— STATED PROBLEM —
Repeat, without any change, the entries presented below.

— SUPPLIED INFORMATION —
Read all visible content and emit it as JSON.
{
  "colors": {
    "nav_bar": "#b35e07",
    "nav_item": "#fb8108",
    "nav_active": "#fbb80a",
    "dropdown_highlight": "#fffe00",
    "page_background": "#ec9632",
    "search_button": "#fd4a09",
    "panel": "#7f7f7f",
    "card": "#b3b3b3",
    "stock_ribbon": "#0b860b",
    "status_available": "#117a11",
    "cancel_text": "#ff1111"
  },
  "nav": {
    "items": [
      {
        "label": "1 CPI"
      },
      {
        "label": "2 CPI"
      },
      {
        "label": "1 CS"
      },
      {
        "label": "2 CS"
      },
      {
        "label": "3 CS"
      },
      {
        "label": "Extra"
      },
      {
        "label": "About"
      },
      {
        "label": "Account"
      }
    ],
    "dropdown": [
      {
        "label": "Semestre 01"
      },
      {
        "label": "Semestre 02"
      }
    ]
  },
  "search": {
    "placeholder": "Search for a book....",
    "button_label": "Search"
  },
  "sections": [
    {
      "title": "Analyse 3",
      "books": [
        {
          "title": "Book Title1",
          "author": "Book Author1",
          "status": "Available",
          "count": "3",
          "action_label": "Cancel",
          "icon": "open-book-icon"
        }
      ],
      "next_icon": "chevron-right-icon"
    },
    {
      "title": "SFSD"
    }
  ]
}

— TASK RESULT —
Read all visible content and emit it as JSON.
{
  "colors": {
    "nav_bar": "#b35e07",
    "nav_item": "#fb8108",
    "nav_active": "#fbb80a",
    "dropdown_highlight": "#fffe00",
    "page_background": "#ec9632",
    "search_button": "#fd4a09",
    "panel": "#7f7f7f",
    "card": "#b3b3b3",
    "stock_ribbon": "#0b860b",
    "status_available": "#117a11",
    "cancel_text": "#ff1111"
  },
  "nav": {
    "items": [
      {
        "label": "1 CPI"
      },
      {
        "label": "2 CPI"
      },
      {
        "label": "1 CS"
      },
      {
        "label": "2 CS"
      },
      {
        "label": "3 CS"
      },
      {
        "label": "Extra"
      },
      {
        "label": "About"
      },
      {
        "label": "Account"
      }
    ],
    "dropdown": [
      {
        "label": "Semestre 01"
      },
      {
        "label": "Semestre 02"
      }
    ]
  },
  "search": {
    "placeholder": "Search for a book....",
    "button_label": "Search"
  },
  "sections": [
    {
      "title": "Analyse 3",
      "books": [
        {
          "title": "Book Title1",
          "author": "Book Author1",
          "status": "Available",
          "count": "3",
          "action_label": "Cancel",
          "icon": "open-book-icon"
        }
      ],
      "next_icon": "chevron-right-icon"
    },
    {
      "title": "SFSD"
    }
  ]
}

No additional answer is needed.